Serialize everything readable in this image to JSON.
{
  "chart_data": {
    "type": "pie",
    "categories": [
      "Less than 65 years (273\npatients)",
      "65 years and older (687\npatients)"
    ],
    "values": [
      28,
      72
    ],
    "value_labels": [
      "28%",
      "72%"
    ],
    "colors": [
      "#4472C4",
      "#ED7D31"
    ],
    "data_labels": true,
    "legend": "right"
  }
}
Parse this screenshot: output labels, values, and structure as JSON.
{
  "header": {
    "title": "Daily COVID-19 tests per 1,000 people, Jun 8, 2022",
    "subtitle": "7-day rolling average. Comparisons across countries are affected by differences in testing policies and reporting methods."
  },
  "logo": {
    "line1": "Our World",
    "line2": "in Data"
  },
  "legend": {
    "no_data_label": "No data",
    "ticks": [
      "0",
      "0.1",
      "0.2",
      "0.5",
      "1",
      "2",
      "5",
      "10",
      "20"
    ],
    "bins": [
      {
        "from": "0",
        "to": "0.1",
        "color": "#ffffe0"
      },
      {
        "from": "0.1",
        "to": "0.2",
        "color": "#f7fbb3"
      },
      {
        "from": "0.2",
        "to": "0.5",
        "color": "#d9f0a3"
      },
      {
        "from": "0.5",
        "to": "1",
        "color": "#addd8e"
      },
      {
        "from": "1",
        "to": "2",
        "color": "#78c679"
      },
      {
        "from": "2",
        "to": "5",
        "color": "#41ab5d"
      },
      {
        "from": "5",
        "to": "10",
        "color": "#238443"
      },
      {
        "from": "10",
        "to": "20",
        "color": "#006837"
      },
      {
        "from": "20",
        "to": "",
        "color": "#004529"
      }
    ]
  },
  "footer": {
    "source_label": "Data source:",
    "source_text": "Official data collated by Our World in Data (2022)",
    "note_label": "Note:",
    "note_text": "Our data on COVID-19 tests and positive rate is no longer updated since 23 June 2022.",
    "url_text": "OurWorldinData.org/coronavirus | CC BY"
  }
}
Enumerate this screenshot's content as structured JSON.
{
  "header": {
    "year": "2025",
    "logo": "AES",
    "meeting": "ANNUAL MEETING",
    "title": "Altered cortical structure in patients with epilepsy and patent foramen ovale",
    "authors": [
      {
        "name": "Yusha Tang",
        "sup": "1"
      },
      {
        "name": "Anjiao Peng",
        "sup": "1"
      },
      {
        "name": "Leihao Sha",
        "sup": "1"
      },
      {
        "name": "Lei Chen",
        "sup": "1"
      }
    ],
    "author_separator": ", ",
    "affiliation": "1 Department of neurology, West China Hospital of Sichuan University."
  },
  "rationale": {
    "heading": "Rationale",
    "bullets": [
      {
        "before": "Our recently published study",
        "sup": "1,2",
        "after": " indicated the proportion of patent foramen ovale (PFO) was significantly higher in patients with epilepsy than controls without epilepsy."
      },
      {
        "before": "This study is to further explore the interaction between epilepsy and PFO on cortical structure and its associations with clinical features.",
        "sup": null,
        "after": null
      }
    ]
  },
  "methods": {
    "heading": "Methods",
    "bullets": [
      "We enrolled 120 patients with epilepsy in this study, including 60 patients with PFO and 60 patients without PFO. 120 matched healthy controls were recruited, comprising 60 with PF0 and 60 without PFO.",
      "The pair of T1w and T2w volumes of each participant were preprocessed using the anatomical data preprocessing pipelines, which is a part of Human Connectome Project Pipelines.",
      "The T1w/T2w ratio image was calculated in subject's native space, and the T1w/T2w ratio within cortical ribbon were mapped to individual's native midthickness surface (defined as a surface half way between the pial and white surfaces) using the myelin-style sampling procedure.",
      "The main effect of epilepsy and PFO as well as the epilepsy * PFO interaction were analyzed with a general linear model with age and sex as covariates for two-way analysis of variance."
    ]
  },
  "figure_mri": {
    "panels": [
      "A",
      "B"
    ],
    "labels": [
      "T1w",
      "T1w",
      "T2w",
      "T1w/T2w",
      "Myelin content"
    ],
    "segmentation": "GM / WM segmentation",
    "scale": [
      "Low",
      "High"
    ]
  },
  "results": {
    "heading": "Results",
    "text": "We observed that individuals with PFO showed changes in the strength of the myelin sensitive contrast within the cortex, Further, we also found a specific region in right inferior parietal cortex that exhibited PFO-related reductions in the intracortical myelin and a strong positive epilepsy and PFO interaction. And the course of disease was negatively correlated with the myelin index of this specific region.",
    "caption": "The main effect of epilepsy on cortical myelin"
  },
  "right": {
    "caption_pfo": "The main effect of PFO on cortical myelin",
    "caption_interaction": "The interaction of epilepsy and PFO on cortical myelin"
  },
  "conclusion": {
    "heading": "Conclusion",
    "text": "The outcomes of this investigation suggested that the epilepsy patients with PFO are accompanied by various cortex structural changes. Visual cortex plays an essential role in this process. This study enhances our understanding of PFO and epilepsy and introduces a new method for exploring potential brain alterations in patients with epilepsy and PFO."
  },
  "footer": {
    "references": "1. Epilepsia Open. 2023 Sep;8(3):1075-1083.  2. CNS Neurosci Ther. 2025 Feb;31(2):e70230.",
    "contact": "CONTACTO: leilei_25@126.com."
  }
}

__Exercise goal__
Search the listing above for "tests" and copy every line that has it.

__Output below__
    "title": "Daily COVID-19 tests per 1,000 people, Jun 8, 2022",
    "note_text": "Our data on COVID-19 tests and positive rate is no longer updated since 23 June 2022.",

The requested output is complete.